[Figure content listings]

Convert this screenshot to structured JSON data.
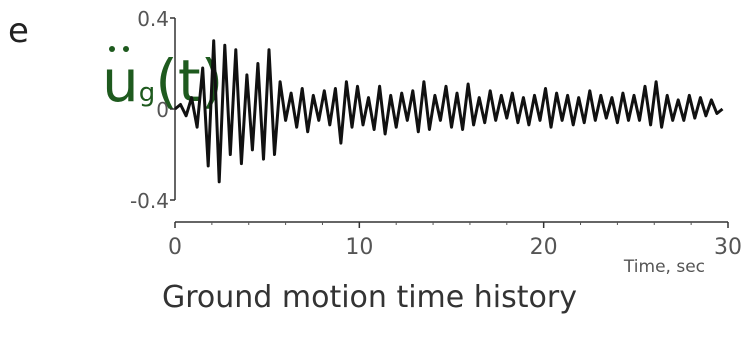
{
  "fragment_text": "e",
  "symbol": {
    "main": "u",
    "subscript": "g",
    "argument": "(t)"
  },
  "caption": "Ground motion time history",
  "chart_data": {
    "type": "line",
    "x_unit_label": "Time, sec",
    "xlim": [
      0,
      30
    ],
    "ylim": [
      -0.4,
      0.4
    ],
    "x_ticks": [
      "0",
      "10",
      "20",
      "30"
    ],
    "y_ticks": [
      "0.4",
      "0",
      "-0.4"
    ],
    "series": [
      {
        "color": "#111111",
        "x": [
          0,
          0.3,
          0.6,
          0.9,
          1.2,
          1.5,
          1.8,
          2.1,
          2.4,
          2.7,
          3.0,
          3.3,
          3.6,
          3.9,
          4.2,
          4.5,
          4.8,
          5.1,
          5.4,
          5.7,
          6.0,
          6.3,
          6.6,
          6.9,
          7.2,
          7.5,
          7.8,
          8.1,
          8.4,
          8.7,
          9.0,
          9.3,
          9.6,
          9.9,
          10.2,
          10.5,
          10.8,
          11.1,
          11.4,
          11.7,
          12.0,
          12.3,
          12.6,
          12.9,
          13.2,
          13.5,
          13.8,
          14.1,
          14.4,
          14.7,
          15.0,
          15.3,
          15.6,
          15.9,
          16.2,
          16.5,
          16.8,
          17.1,
          17.4,
          17.7,
          18.0,
          18.3,
          18.6,
          18.9,
          19.2,
          19.5,
          19.8,
          20.1,
          20.4,
          20.7,
          21.0,
          21.3,
          21.6,
          21.9,
          22.2,
          22.5,
          22.8,
          23.1,
          23.4,
          23.7,
          24.0,
          24.3,
          24.6,
          24.9,
          25.2,
          25.5,
          25.8,
          26.1,
          26.4,
          26.7,
          27.0,
          27.3,
          27.6,
          27.9,
          28.2,
          28.5,
          28.8,
          29.1,
          29.4,
          29.7
        ],
        "y": [
          0.0,
          0.02,
          -0.03,
          0.05,
          -0.08,
          0.18,
          -0.25,
          0.3,
          -0.32,
          0.28,
          -0.2,
          0.26,
          -0.24,
          0.15,
          -0.18,
          0.2,
          -0.22,
          0.26,
          -0.2,
          0.12,
          -0.05,
          0.07,
          -0.08,
          0.09,
          -0.1,
          0.06,
          -0.05,
          0.08,
          -0.07,
          0.09,
          -0.15,
          0.12,
          -0.08,
          0.1,
          -0.07,
          0.05,
          -0.09,
          0.1,
          -0.11,
          0.06,
          -0.08,
          0.07,
          -0.05,
          0.08,
          -0.1,
          0.12,
          -0.09,
          0.06,
          -0.05,
          0.1,
          -0.08,
          0.07,
          -0.09,
          0.11,
          -0.07,
          0.05,
          -0.06,
          0.08,
          -0.05,
          0.06,
          -0.04,
          0.07,
          -0.06,
          0.05,
          -0.07,
          0.06,
          -0.05,
          0.09,
          -0.08,
          0.07,
          -0.05,
          0.06,
          -0.07,
          0.05,
          -0.06,
          0.08,
          -0.05,
          0.06,
          -0.04,
          0.05,
          -0.06,
          0.07,
          -0.05,
          0.06,
          -0.05,
          0.1,
          -0.07,
          0.12,
          -0.08,
          0.06,
          -0.05,
          0.04,
          -0.05,
          0.06,
          -0.04,
          0.05,
          -0.03,
          0.04,
          -0.02,
          0.0
        ]
      }
    ]
  }
}
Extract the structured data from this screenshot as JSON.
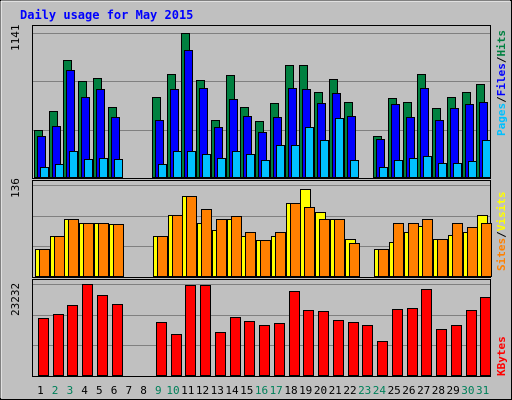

▸ **YOUR TASK**: Write the full listing out again with every line unchanged, but include no pictures.

▸ **ANSWER FOR THE TASK**:
Convert this screenshot to structured JSON data.
{
  "fragment_text": "e",
  "symbol": {
    "main": "u",
    "subscript": "g",
    "argument": "(t)"
  },
  "caption": "Ground motion time history",
  "chart_data": {
    "type": "line",
    "x_unit_label": "Time, sec",
    "xlim": [
      0,
      30
    ],
    "ylim": [
      -0.4,
      0.4
    ],
    "x_ticks": [
      "0",
      "10",
      "20",
      "30"
    ],
    "y_ticks": [
      "0.4",
      "0",
      "-0.4"
    ],
    "series": [
      {
        "color": "#111111",
        "x": [
          0,
          0.3,
          0.6,
          0.9,
          1.2,
          1.5,
          1.8,
          2.1,
          2.4,
          2.7,
          3.0,
          3.3,
          3.6,
          3.9,
          4.2,
          4.5,
          4.8,
          5.1,
          5.4,
          5.7,
          6.0,
          6.3,
          6.6,
          6.9,
          7.2,
          7.5,
          7.8,
          8.1,
          8.4,
          8.7,
          9.0,
          9.3,
          9.6,
          9.9,
          10.2,
          10.5,
          10.8,
          11.1,
          11.4,
          11.7,
          12.0,
          12.3,
          12.6,
          12.9,
          13.2,
          13.5,
          13.8,
          14.1,
          14.4,
          14.7,
          15.0,
          15.3,
          15.6,
          15.9,
          16.2,
          16.5,
          16.8,
          17.1,
          17.4,
          17.7,
          18.0,
          18.3,
          18.6,
          18.9,
          19.2,
          19.5,
          19.8,
          20.1,
          20.4,
          20.7,
          21.0,
          21.3,
          21.6,
          21.9,
          22.2,
          22.5,
          22.8,
          23.1,
          23.4,
          23.7,
          24.0,
          24.3,
          24.6,
          24.9,
          25.2,
          25.5,
          25.8,
          26.1,
          26.4,
          26.7,
          27.0,
          27.3,
          27.6,
          27.9,
          28.2,
          28.5,
          28.8,
          29.1,
          29.4,
          29.7
        ],
        "y": [
          0.0,
          0.02,
          -0.03,
          0.05,
          -0.08,
          0.18,
          -0.25,
          0.3,
          -0.32,
          0.28,
          -0.2,
          0.26,
          -0.24,
          0.15,
          -0.18,
          0.2,
          -0.22,
          0.26,
          -0.2,
          0.12,
          -0.05,
          0.07,
          -0.08,
          0.09,
          -0.1,
          0.06,
          -0.05,
          0.08,
          -0.07,
          0.09,
          -0.15,
          0.12,
          -0.08,
          0.1,
          -0.07,
          0.05,
          -0.09,
          0.1,
          -0.11,
          0.06,
          -0.08,
          0.07,
          -0.05,
          0.08,
          -0.1,
          0.12,
          -0.09,
          0.06,
          -0.05,
          0.1,
          -0.08,
          0.07,
          -0.09,
          0.11,
          -0.07,
          0.05,
          -0.06,
          0.08,
          -0.05,
          0.06,
          -0.04,
          0.07,
          -0.06,
          0.05,
          -0.07,
          0.06,
          -0.05,
          0.09,
          -0.08,
          0.07,
          -0.05,
          0.06,
          -0.07,
          0.05,
          -0.06,
          0.08,
          -0.05,
          0.06,
          -0.04,
          0.05,
          -0.06,
          0.07,
          -0.05,
          0.06,
          -0.05,
          0.1,
          -0.07,
          0.12,
          -0.08,
          0.06,
          -0.05,
          0.04,
          -0.05,
          0.06,
          -0.04,
          0.05,
          -0.03,
          0.04,
          -0.02,
          0.0
        ]
      }
    ]
  }
}
Extract the structured data from this screenshot as JSON.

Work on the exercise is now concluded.